▶ [WHAT YOU ARE ASKED TO DO] Copy each line of the records that holds the string "this".

Collected data
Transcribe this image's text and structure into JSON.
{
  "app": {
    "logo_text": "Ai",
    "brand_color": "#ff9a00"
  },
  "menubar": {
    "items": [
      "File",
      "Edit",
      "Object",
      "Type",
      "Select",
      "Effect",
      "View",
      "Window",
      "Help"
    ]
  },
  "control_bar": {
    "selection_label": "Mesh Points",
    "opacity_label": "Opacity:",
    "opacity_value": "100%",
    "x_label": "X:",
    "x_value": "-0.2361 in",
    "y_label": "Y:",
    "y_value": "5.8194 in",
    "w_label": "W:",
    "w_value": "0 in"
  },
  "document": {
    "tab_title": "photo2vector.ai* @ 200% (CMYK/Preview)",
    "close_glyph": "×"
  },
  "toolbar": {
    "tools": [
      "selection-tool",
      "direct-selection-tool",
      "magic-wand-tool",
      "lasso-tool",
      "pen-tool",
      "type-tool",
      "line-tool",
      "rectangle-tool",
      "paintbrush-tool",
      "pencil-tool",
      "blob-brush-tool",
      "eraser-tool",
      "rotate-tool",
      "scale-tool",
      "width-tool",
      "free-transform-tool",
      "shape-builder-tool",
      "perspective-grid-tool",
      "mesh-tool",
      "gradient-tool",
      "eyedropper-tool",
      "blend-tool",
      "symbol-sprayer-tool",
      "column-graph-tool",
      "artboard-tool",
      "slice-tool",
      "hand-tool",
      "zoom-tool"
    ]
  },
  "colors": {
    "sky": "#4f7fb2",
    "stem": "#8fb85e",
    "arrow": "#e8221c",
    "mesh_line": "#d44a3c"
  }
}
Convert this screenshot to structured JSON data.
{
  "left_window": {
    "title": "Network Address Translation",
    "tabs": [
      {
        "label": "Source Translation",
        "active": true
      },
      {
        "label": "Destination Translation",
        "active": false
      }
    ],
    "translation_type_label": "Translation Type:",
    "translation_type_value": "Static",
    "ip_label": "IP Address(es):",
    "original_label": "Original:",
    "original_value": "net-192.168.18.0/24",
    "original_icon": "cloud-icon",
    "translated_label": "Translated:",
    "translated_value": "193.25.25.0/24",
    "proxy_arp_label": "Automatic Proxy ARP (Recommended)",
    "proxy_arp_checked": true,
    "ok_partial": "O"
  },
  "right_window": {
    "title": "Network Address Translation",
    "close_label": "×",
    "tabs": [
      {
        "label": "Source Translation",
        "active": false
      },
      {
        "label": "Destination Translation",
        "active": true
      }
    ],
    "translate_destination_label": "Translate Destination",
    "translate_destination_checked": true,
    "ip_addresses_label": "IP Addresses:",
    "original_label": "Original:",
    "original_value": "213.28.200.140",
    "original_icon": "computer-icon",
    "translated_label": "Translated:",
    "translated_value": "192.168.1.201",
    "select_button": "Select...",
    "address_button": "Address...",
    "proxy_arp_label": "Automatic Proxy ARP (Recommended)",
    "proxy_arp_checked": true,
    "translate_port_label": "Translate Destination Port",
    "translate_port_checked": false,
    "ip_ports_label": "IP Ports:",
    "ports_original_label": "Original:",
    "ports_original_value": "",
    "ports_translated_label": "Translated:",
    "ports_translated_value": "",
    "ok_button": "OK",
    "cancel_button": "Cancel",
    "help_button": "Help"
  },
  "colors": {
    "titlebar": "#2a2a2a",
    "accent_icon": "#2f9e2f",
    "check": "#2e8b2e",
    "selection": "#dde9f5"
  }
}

▶ [EXPECTED ANSWER]
Transcribe this image's text and structure into JSON.
Convert this screenshot to structured JSON data.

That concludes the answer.